Work to do → Lines containing the word "media" should be extracted in full.

Records for this task →

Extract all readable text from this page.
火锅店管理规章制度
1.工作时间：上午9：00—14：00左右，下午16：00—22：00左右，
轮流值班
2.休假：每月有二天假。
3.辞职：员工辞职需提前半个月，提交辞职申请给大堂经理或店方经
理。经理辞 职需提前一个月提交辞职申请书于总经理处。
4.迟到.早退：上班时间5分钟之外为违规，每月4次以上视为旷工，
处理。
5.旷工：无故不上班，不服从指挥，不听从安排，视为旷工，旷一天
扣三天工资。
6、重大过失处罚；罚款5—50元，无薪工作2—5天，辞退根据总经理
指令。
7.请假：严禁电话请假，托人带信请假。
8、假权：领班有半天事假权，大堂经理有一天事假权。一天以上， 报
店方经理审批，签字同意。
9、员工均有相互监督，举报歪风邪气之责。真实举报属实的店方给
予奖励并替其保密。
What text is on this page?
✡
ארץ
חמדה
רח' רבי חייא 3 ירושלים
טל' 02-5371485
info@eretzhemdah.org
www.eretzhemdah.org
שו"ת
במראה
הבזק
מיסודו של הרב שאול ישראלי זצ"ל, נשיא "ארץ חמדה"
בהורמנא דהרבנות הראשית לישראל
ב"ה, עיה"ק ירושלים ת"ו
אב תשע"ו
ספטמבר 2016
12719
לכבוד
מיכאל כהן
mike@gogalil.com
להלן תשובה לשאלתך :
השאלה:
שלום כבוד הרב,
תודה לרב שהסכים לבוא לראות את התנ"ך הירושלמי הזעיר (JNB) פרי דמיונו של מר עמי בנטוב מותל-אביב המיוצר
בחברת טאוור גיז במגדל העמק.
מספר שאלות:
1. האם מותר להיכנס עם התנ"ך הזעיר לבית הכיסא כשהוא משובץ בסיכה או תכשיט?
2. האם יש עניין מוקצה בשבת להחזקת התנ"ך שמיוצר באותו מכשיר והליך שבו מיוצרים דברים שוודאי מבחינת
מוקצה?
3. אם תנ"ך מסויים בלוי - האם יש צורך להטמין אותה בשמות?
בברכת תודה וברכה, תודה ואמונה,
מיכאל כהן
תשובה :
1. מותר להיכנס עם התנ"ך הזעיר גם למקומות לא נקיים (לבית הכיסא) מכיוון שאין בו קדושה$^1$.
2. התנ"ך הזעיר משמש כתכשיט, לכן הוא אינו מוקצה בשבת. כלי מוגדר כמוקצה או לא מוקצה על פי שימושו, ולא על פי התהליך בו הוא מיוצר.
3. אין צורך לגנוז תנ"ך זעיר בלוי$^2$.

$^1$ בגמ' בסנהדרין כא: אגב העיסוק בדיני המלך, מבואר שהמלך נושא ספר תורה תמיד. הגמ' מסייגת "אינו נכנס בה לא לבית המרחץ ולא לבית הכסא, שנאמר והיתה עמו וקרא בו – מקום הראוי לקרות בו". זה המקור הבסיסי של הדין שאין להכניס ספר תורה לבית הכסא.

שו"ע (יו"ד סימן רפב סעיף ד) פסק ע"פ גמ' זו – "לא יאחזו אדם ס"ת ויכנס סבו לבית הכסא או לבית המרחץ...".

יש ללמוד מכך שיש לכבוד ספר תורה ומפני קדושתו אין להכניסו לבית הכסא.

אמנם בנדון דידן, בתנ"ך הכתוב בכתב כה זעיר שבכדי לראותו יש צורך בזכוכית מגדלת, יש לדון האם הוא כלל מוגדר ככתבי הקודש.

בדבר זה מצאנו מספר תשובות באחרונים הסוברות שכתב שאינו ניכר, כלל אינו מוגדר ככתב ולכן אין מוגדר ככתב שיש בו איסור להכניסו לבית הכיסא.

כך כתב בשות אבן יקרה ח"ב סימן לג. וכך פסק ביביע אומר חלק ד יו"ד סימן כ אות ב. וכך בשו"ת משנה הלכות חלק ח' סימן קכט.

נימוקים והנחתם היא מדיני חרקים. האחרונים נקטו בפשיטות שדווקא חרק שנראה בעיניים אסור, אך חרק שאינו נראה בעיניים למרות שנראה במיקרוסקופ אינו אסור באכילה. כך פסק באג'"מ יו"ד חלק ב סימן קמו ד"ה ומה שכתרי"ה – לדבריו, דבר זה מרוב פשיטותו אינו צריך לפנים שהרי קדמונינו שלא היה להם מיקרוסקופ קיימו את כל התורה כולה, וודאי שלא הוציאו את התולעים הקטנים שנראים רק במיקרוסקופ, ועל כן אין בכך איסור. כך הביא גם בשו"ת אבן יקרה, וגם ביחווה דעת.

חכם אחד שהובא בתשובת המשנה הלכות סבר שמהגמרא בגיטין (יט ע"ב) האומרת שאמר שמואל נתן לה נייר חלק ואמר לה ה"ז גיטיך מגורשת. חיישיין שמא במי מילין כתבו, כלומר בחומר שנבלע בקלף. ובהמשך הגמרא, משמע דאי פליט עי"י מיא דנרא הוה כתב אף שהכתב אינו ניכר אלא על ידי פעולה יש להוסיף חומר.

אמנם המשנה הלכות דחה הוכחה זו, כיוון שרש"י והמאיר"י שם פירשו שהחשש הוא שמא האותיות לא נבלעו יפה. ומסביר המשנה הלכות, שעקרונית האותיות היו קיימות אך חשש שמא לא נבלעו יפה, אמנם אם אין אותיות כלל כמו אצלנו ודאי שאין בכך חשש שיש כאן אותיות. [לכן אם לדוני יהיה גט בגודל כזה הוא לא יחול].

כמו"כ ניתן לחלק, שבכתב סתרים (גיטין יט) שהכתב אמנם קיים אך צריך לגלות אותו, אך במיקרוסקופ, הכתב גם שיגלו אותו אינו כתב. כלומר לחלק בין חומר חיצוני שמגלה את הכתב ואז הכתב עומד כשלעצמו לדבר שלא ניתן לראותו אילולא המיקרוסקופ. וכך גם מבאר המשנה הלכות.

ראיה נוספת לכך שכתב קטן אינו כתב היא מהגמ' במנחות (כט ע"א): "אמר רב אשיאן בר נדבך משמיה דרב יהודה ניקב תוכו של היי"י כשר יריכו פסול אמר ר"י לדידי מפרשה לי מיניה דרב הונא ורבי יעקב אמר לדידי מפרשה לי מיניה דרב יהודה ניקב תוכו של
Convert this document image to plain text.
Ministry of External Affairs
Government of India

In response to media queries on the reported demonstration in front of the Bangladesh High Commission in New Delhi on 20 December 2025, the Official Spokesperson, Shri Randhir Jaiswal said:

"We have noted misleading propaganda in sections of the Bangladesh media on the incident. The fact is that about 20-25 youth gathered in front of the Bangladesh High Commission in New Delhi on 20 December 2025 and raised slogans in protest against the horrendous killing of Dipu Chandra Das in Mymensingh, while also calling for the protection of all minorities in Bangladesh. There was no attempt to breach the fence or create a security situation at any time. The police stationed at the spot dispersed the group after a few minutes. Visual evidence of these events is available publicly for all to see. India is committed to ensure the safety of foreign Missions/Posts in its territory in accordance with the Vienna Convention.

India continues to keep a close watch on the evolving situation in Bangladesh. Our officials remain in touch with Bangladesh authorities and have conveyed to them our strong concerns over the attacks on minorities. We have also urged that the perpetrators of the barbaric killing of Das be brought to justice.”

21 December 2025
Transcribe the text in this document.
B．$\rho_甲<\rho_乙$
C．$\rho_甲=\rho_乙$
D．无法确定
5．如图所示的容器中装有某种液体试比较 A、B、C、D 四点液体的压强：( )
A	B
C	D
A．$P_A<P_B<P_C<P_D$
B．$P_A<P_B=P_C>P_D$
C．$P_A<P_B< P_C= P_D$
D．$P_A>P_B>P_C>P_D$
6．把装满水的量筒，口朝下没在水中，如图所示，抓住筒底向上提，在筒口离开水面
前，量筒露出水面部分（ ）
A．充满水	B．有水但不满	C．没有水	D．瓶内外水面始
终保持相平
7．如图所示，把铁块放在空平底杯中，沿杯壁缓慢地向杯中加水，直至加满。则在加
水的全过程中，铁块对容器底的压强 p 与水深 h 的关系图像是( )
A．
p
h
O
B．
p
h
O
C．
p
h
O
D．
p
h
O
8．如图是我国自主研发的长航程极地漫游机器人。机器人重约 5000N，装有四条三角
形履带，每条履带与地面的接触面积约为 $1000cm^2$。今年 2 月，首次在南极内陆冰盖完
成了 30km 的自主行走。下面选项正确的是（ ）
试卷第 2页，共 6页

Expected answer →
In response to media queries on the reported demonstration in front of the Bangladesh High Commission in New Delhi on 20 December 2025, the Official Spokesperson, Shri Randhir Jaiswal said:
"We have noted misleading propaganda in sections of the Bangladesh media on the incident. The fact is that about 20-25 youth gathered in front of the Bangladesh High Commission in New Delhi on 20 December 2025 and raised slogans in protest against the horrendous killing of Dipu Chandra Das in Mymensingh, while also calling for the protection of all minorities in Bangladesh. There was no attempt to breach the fence or create a security situation at any time. The police stationed at the spot dispersed the group after a few minutes. Visual evidence of these events is available publicly for all to see. India is committed to ensure the safety of foreign Missions/Posts in its territory in accordance with the Vienna Convention.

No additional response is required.